Saved entries:
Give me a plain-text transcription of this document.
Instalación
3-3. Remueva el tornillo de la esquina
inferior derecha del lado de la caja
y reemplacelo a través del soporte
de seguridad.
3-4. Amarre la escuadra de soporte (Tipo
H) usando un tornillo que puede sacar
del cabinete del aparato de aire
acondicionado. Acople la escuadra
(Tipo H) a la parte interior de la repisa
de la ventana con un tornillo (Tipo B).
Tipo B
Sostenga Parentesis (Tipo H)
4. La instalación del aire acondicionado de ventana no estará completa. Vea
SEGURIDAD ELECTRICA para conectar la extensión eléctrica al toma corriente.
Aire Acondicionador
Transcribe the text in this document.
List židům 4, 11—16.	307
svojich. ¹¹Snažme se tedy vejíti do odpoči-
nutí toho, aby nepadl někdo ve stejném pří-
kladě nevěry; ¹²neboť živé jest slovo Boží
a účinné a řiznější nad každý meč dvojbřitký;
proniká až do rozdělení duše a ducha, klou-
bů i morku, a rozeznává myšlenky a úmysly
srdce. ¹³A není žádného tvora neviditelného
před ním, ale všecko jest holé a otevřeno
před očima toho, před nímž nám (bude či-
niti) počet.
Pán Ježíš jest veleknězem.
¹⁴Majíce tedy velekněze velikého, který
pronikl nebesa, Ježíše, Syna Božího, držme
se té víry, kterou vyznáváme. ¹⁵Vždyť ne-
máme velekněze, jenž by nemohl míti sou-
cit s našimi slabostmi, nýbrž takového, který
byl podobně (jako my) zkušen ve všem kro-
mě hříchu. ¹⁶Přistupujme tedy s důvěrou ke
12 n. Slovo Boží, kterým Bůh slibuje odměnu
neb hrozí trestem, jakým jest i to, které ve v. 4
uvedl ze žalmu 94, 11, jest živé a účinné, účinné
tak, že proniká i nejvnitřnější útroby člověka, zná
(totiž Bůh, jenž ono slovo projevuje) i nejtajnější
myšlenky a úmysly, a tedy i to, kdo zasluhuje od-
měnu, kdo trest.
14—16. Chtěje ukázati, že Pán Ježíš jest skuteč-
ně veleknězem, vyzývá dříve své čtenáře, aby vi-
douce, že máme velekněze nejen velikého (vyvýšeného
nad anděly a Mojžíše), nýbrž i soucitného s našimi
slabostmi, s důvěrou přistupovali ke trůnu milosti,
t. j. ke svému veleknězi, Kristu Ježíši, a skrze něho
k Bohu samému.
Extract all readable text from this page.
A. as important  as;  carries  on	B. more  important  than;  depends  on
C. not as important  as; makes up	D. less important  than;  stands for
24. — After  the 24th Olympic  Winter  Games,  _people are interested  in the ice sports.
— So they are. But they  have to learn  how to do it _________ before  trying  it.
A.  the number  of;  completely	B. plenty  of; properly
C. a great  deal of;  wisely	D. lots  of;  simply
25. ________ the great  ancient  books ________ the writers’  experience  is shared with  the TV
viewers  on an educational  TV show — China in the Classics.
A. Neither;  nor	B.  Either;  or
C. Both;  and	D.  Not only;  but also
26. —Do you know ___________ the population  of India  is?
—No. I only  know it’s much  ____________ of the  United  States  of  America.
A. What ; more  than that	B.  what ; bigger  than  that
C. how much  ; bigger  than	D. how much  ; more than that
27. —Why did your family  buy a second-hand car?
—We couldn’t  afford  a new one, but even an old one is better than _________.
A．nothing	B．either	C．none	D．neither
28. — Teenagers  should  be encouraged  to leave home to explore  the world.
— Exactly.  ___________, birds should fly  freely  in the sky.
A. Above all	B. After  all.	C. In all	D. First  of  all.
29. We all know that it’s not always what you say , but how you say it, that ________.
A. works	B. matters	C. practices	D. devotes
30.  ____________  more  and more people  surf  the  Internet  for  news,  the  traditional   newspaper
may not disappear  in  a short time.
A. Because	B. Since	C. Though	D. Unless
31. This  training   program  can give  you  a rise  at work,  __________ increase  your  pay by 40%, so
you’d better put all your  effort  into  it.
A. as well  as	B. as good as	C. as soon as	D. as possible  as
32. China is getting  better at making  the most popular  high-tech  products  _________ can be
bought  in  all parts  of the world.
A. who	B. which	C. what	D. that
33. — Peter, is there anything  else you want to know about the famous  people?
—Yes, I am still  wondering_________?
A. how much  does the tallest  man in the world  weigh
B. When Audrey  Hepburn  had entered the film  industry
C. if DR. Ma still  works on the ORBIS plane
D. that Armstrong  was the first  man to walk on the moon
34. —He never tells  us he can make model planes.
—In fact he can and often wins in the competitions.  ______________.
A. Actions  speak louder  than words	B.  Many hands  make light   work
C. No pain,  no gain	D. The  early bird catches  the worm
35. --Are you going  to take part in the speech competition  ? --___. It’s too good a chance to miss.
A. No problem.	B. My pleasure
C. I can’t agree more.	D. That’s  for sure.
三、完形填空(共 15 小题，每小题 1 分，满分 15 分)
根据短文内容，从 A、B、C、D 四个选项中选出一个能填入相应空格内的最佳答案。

### OBJECTIVE
Go through the listing above and pull out each line containing the word "world".

### ANSWER TO THE PROBLEM
28. — Teenagers  should  be encouraged  to leave home to explore  the world.
bought  in  all parts  of the world.
A. how much  does the tallest  man in the world  weigh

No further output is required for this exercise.